What is expected> Print every entry word for word, but omit the pictures.

Data to use>
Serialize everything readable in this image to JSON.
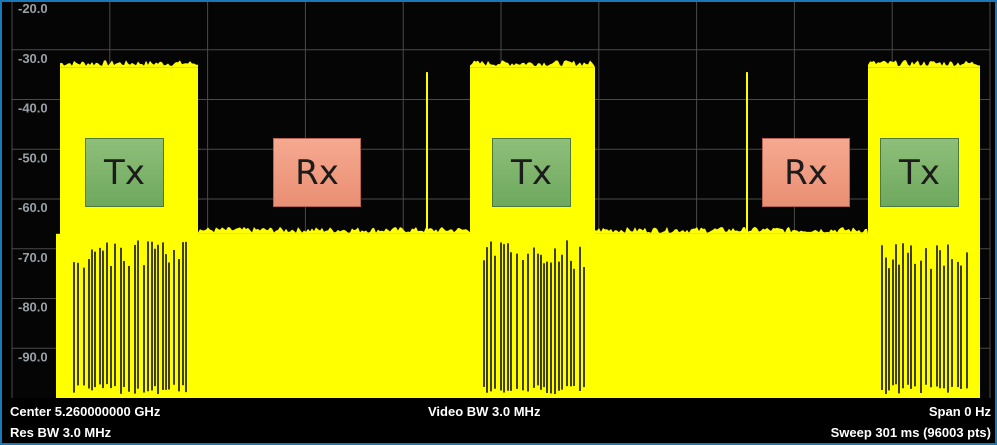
{
  "chart_data": {
    "type": "area",
    "ylim": [
      -100,
      -20
    ],
    "y_ticks": [
      "-20.0",
      "-30.0",
      "-40.0",
      "-50.0",
      "-60.0",
      "-70.0",
      "-80.0",
      "-90.0"
    ],
    "grid": true,
    "trace_color": "#ffff00",
    "segments": [
      {
        "label": "Tx",
        "level_top": -33.5,
        "floor": -100
      },
      {
        "label": "Rx",
        "level_top": -67,
        "floor": -100,
        "spike": -34.5
      },
      {
        "label": "Tx",
        "level_top": -33.5,
        "floor": -100
      },
      {
        "label": "Rx",
        "level_top": -67,
        "floor": -100,
        "spike": -34.5
      },
      {
        "label": "Tx",
        "level_top": -33.5,
        "floor": -100
      }
    ]
  },
  "annotations": {
    "tx_color": "#7fb46c",
    "rx_color": "#f09a80",
    "labels": [
      "Tx",
      "Rx",
      "Tx",
      "Rx",
      "Tx"
    ]
  },
  "footer": {
    "center": "Center 5.260000000 GHz",
    "video_bw": "Video BW 3.0 MHz",
    "span": "Span 0 Hz",
    "res_bw": "Res BW 3.0 MHz",
    "sweep": "Sweep 301 ms (96003 pts)"
  }
}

Task output>
Serialize everything readable in this image to JSON.
{
  "chart_data": {
    "type": "area",
    "ylim": [
      -100,
      -20
    ],
    "y_ticks": [
      "-20.0",
      "-30.0",
      "-40.0",
      "-50.0",
      "-60.0",
      "-70.0",
      "-80.0",
      "-90.0"
    ],
    "grid": true,
    "trace_color": "#ffff00",
    "segments": [
      {
        "label": "Tx",
        "level_top": -33.5,
        "floor": -100
      },
      {
        "label": "Rx",
        "level_top": -67,
        "floor": -100,
        "spike": -34.5
      },
      {
        "label": "Tx",
        "level_top": -33.5,
        "floor": -100
      },
      {
        "label": "Rx",
        "level_top": -67,
        "floor": -100,
        "spike": -34.5
      },
      {
        "label": "Tx",
        "level_top": -33.5,
        "floor": -100
      }
    ]
  },
  "annotations": {
    "tx_color": "#7fb46c",
    "rx_color": "#f09a80",
    "labels": [
      "Tx",
      "Rx",
      "Tx",
      "Rx",
      "Tx"
    ]
  },
  "footer": {
    "center": "Center 5.260000000 GHz",
    "video_bw": "Video BW 3.0 MHz",
    "span": "Span 0 Hz",
    "res_bw": "Res BW 3.0 MHz",
    "sweep": "Sweep 301 ms (96003 pts)"
  }
}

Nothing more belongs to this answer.